Problem to solve -> Exactly the lines from the line containing "OCR this image." through the final line of the entries below must be returned, and only those, without pictures.

START Data for the task

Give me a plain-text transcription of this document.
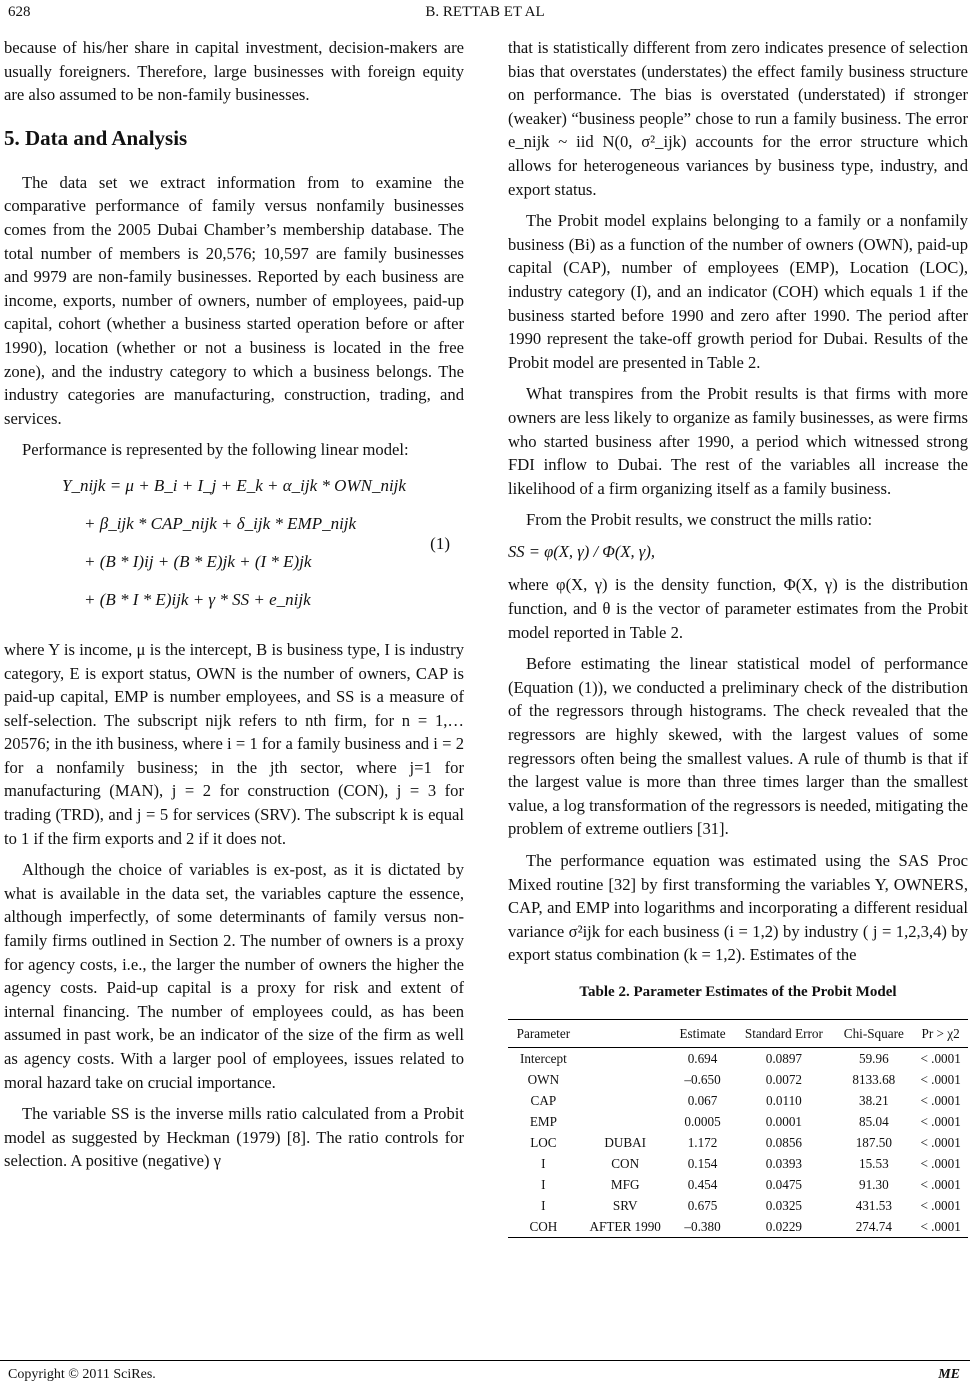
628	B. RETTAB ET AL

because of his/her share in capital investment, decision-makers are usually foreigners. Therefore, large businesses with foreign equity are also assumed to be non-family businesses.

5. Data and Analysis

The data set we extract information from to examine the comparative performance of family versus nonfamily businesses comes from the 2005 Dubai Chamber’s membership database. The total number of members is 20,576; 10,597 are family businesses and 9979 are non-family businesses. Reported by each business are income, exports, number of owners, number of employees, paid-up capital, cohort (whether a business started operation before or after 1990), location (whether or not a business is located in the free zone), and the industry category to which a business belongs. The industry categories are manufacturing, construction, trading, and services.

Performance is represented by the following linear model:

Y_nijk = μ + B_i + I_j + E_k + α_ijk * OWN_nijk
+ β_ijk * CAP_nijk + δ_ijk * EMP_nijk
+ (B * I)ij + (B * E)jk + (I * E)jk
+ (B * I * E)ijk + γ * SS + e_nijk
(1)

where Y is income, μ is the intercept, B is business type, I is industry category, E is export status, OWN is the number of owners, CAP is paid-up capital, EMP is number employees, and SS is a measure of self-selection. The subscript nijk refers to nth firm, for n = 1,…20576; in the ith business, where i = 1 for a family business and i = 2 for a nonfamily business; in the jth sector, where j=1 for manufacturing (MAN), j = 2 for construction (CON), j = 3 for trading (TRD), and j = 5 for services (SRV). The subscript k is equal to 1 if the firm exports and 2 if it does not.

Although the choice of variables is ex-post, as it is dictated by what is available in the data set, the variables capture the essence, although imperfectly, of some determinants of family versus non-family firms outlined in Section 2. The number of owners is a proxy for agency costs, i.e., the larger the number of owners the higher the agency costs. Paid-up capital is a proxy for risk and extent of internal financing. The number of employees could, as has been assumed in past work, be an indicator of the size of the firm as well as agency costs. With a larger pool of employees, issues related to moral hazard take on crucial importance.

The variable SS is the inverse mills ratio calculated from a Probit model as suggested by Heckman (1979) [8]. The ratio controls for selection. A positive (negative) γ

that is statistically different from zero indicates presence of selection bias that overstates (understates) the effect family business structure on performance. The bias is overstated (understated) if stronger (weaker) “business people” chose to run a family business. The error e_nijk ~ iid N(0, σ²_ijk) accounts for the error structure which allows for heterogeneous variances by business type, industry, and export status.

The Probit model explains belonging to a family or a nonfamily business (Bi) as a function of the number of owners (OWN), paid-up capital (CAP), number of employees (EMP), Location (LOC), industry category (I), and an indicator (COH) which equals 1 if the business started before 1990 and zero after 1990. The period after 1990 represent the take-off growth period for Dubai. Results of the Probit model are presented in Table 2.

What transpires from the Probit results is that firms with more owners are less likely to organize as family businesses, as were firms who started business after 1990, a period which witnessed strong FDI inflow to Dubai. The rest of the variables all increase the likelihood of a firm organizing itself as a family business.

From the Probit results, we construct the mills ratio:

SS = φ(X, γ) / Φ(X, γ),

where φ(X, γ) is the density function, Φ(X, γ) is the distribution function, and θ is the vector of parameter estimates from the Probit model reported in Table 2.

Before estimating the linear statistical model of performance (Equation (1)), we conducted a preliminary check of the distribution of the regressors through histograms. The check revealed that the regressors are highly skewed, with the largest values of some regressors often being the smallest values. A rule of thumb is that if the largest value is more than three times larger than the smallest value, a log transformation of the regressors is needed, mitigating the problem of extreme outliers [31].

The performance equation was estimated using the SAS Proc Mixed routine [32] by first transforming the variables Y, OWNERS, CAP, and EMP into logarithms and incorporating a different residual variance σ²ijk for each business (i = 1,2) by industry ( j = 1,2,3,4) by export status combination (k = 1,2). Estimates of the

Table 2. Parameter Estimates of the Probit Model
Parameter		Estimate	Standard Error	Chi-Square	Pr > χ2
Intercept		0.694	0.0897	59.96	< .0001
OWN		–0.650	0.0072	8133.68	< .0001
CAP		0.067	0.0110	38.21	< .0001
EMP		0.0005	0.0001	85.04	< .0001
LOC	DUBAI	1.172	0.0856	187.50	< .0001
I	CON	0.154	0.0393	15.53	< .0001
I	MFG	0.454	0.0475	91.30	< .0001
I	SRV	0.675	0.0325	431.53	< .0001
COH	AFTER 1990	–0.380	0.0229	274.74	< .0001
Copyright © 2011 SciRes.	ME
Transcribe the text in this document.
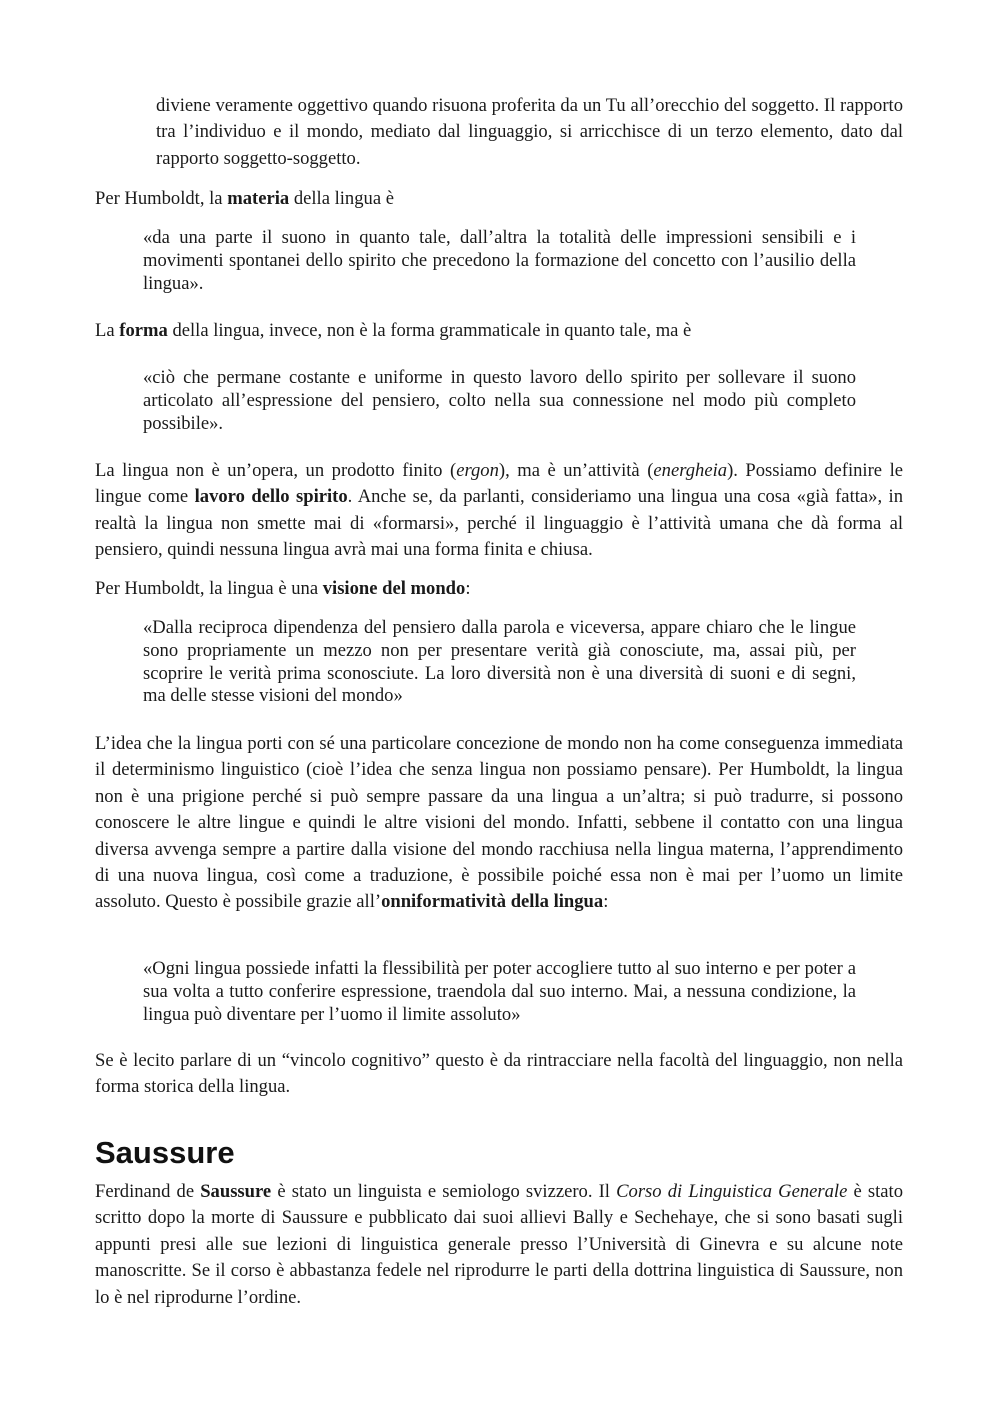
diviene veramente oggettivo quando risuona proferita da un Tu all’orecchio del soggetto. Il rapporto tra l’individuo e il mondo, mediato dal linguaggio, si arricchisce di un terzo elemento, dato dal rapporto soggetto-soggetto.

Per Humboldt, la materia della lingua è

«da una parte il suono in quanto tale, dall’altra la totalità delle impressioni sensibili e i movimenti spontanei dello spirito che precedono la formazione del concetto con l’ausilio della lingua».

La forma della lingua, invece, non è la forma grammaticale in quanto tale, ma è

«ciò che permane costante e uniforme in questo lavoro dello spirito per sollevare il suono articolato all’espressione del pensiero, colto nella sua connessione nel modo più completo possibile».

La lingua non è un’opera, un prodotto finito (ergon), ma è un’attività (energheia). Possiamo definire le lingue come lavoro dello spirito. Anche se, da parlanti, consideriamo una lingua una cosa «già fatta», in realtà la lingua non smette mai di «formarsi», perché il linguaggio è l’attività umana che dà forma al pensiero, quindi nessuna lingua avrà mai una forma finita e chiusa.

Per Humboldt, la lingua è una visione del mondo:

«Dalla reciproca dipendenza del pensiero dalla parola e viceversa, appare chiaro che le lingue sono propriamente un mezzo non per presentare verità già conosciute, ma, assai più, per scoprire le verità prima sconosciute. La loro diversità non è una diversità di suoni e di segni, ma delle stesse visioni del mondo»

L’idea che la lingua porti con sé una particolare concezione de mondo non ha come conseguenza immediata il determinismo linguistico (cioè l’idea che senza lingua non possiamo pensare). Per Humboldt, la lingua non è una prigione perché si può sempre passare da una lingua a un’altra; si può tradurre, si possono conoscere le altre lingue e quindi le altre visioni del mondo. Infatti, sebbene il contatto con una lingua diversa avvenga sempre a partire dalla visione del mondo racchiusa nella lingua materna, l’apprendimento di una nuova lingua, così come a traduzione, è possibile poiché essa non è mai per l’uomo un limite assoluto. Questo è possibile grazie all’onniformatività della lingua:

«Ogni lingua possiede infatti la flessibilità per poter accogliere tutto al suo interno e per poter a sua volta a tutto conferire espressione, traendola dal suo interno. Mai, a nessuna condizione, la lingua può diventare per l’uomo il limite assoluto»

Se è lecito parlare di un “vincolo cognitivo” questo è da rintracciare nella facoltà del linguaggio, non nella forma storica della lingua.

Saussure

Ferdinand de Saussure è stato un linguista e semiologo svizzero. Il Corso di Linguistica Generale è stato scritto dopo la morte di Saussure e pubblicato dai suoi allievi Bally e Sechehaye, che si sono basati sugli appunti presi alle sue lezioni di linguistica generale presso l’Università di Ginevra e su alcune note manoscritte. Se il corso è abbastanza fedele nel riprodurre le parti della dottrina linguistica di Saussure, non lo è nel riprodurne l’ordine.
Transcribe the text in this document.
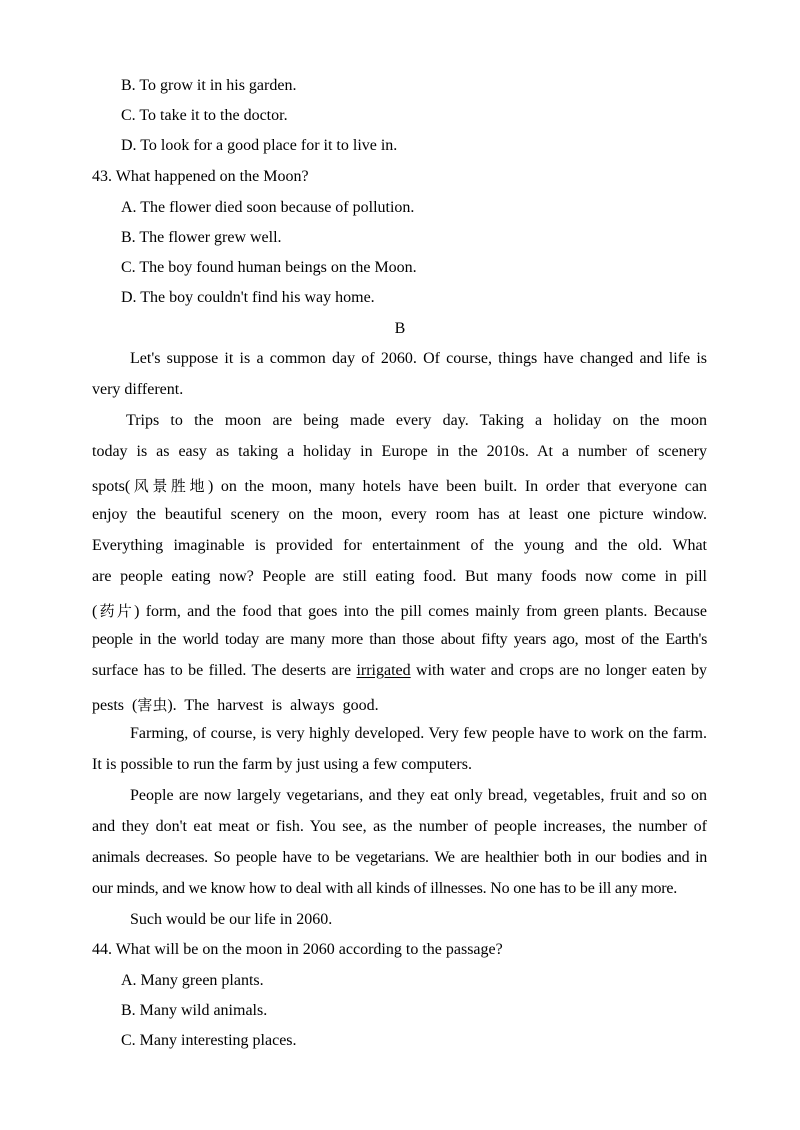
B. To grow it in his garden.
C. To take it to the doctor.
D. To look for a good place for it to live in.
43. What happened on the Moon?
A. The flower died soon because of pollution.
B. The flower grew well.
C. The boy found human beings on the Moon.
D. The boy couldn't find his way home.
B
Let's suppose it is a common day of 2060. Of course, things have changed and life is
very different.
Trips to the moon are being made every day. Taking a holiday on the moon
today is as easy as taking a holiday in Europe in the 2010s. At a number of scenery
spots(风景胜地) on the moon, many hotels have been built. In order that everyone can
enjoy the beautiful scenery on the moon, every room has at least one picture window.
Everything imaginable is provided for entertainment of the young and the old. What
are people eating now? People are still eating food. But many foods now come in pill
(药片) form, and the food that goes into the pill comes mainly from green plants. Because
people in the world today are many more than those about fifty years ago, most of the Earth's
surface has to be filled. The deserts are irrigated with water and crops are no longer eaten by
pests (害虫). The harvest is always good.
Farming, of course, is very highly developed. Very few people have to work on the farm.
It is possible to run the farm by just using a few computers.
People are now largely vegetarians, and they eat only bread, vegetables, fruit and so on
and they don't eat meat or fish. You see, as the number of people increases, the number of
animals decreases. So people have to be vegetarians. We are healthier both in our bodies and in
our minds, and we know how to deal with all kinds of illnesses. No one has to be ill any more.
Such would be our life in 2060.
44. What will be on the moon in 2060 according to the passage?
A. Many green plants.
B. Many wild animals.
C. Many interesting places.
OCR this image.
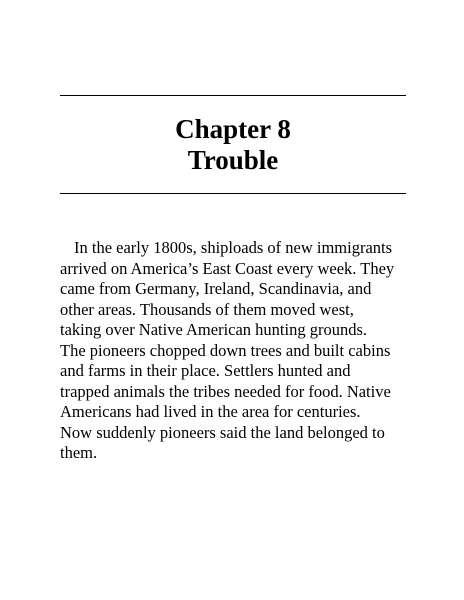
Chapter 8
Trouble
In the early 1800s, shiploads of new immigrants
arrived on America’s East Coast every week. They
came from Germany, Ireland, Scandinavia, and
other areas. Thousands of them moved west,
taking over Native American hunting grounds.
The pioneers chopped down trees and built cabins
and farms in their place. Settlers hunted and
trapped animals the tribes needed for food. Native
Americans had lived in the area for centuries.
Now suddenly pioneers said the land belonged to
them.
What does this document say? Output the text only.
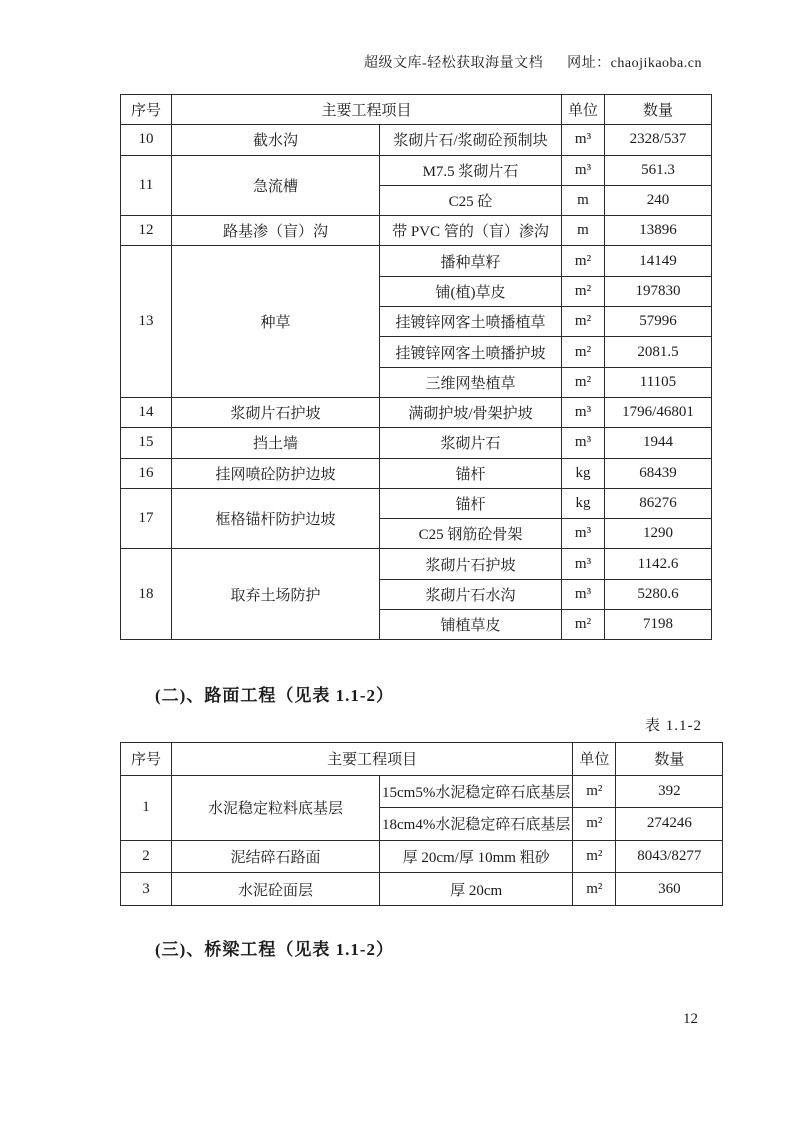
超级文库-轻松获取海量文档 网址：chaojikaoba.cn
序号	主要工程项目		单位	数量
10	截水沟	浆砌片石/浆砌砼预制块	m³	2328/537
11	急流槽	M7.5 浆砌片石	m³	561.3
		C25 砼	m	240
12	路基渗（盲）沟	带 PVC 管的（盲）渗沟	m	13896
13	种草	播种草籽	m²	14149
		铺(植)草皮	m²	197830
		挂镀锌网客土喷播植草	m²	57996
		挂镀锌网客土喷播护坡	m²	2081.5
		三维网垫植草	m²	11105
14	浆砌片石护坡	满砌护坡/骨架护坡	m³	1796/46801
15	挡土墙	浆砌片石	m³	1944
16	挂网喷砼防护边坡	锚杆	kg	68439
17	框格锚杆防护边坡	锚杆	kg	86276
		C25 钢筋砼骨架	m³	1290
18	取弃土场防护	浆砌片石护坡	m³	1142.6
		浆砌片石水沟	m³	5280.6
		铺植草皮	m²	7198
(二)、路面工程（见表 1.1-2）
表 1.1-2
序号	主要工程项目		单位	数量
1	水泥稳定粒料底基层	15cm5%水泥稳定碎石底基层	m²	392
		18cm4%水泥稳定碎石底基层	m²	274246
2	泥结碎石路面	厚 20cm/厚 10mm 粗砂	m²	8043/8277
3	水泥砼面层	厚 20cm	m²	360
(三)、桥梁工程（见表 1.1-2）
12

END Data for the task

Exercise solution ->
OCR this image.
Chapter 8
Trouble
In the early 1800s, shiploads of new immigrants
arrived on America’s East Coast every week. They
came from Germany, Ireland, Scandinavia, and
other areas. Thousands of them moved west,
taking over Native American hunting grounds.
The pioneers chopped down trees and built cabins
and farms in their place. Settlers hunted and
trapped animals the tribes needed for food. Native
Americans had lived in the area for centuries.
Now suddenly pioneers said the land belonged to
them.
What does this document say? Output the text only.
超级文库-轻松获取海量文档 网址：chaojikaoba.cn
序号	主要工程项目		单位	数量
10	截水沟	浆砌片石/浆砌砼预制块	m³	2328/537
11	急流槽	M7.5 浆砌片石	m³	561.3
		C25 砼	m	240
12	路基渗（盲）沟	带 PVC 管的（盲）渗沟	m	13896
13	种草	播种草籽	m²	14149
		铺(植)草皮	m²	197830
		挂镀锌网客土喷播植草	m²	57996
		挂镀锌网客土喷播护坡	m²	2081.5
		三维网垫植草	m²	11105
14	浆砌片石护坡	满砌护坡/骨架护坡	m³	1796/46801
15	挡土墙	浆砌片石	m³	1944
16	挂网喷砼防护边坡	锚杆	kg	68439
17	框格锚杆防护边坡	锚杆	kg	86276
		C25 钢筋砼骨架	m³	1290
18	取弃土场防护	浆砌片石护坡	m³	1142.6
		浆砌片石水沟	m³	5280.6
		铺植草皮	m²	7198
(二)、路面工程（见表 1.1-2）
表 1.1-2
序号	主要工程项目		单位	数量
1	水泥稳定粒料底基层	15cm5%水泥稳定碎石底基层	m²	392
		18cm4%水泥稳定碎石底基层	m²	274246
2	泥结碎石路面	厚 20cm/厚 10mm 粗砂	m²	8043/8277
3	水泥砼面层	厚 20cm	m²	360
(三)、桥梁工程（见表 1.1-2）
12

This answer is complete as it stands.